__WORK REQUEST__: Out of the listing below, copy every line that carries the string "sobre".

___ RECORDS SHOWN ___

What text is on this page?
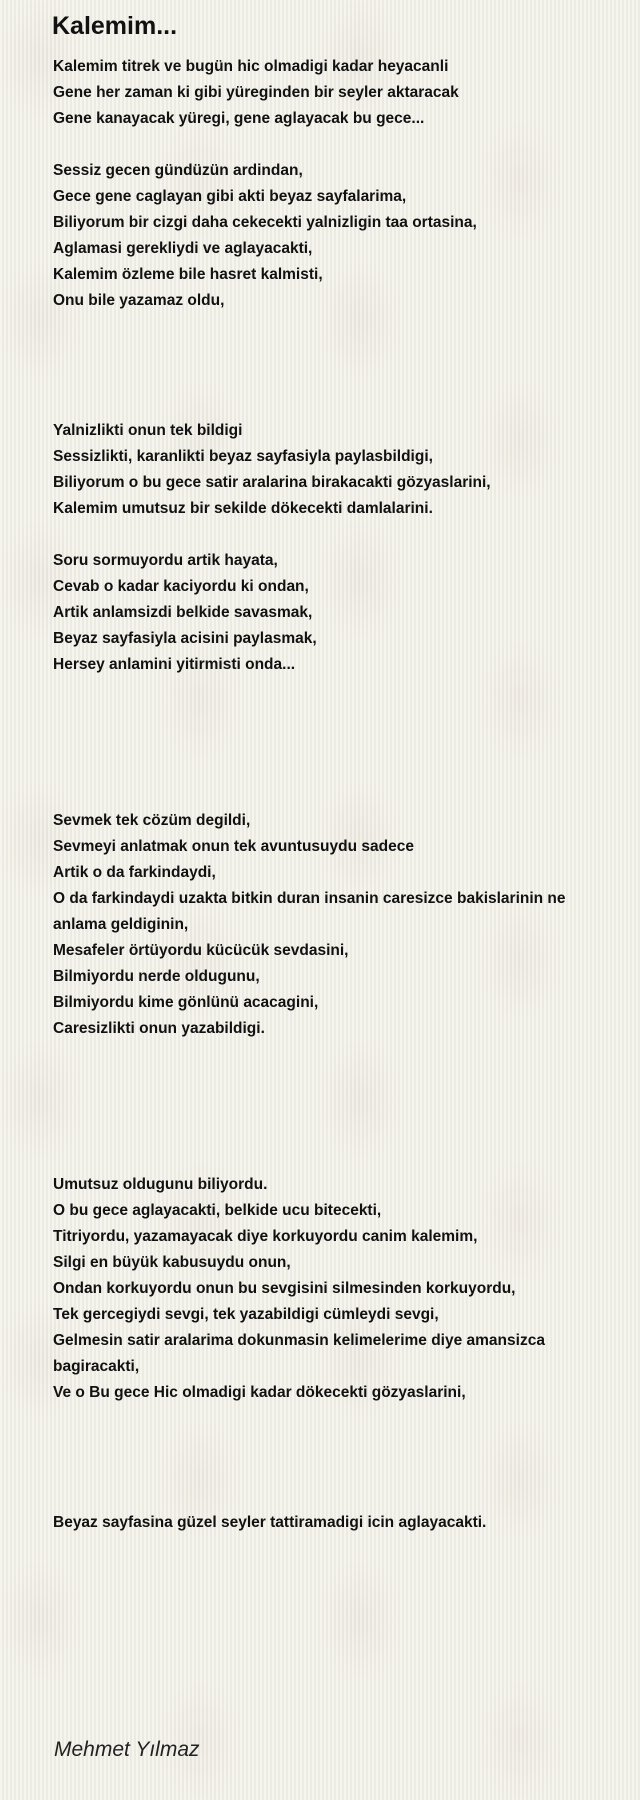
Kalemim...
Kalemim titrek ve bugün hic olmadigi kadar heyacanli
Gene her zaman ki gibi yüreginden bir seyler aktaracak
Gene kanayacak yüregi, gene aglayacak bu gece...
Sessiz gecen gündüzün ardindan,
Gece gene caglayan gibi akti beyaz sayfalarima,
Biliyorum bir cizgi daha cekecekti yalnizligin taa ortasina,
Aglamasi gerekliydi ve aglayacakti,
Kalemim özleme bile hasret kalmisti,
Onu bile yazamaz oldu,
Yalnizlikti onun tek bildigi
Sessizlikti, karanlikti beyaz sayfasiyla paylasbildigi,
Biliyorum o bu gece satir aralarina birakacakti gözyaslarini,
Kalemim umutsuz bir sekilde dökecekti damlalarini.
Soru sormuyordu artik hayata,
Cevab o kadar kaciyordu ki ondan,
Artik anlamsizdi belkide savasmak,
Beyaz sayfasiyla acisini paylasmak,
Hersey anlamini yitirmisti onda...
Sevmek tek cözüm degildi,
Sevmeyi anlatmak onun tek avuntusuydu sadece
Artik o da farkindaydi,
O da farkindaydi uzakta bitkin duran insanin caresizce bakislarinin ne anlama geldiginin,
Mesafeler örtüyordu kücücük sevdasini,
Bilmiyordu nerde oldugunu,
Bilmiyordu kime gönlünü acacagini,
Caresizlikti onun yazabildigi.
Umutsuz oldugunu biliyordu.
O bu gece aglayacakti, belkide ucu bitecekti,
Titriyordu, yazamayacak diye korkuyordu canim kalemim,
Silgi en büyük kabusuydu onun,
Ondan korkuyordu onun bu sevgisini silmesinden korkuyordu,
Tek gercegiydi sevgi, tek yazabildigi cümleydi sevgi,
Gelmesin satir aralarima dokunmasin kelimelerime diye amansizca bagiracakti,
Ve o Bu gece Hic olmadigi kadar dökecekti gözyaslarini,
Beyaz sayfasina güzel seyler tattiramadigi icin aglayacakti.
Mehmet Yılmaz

___
___ RECORDS SHOWN ___

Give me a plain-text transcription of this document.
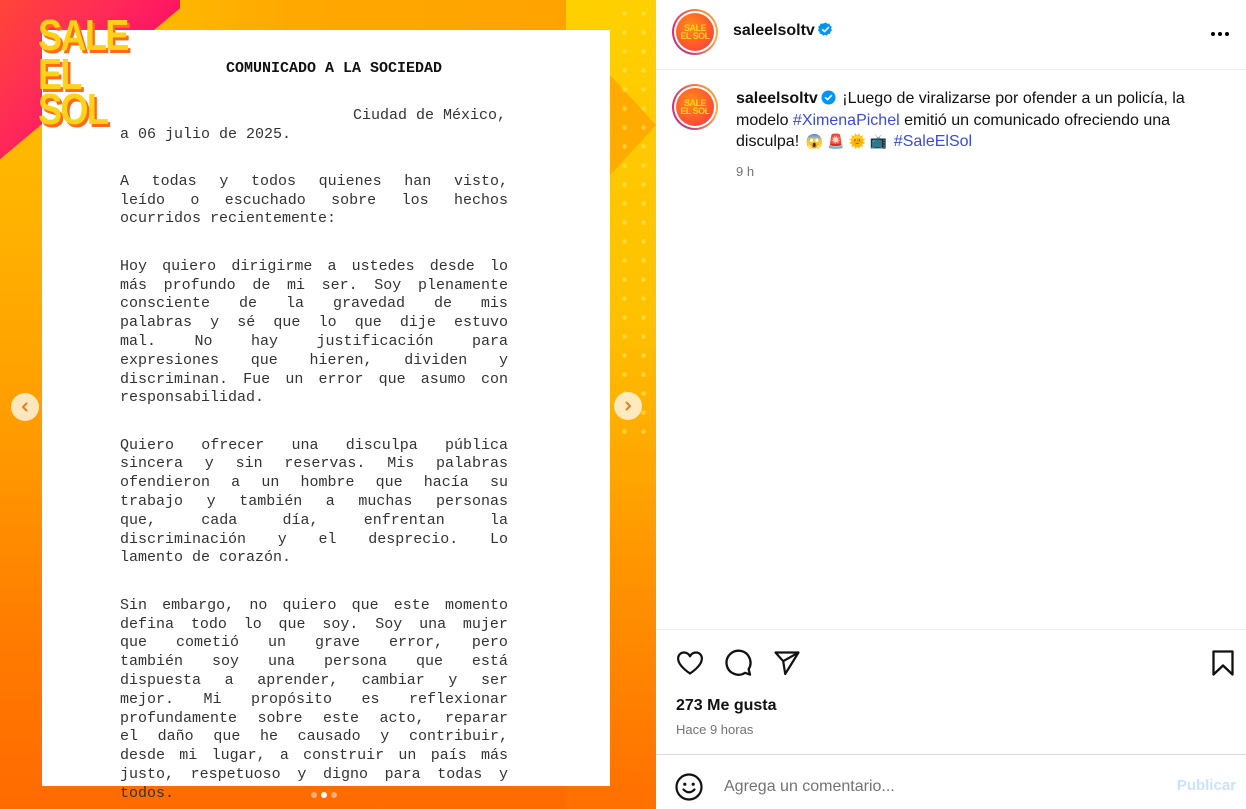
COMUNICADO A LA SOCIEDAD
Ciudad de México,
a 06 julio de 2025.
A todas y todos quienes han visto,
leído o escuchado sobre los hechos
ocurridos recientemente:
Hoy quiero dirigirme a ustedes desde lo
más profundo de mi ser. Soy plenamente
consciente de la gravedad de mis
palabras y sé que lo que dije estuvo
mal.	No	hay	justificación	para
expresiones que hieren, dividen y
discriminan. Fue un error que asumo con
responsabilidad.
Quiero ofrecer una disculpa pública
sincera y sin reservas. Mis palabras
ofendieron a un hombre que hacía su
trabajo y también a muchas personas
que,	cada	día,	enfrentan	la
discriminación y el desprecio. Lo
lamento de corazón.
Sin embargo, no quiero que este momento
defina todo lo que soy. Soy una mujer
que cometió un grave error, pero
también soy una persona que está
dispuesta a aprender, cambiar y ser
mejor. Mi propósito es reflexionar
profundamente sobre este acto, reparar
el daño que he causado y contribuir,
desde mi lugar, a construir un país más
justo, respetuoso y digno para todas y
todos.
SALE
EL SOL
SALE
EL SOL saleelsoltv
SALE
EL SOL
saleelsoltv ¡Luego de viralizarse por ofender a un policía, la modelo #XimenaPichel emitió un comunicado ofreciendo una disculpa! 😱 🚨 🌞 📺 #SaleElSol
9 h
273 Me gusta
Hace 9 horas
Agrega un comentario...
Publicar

___

__THE ANSWER__:
leído o escuchado sobre los hechos
profundamente sobre este acto, reparar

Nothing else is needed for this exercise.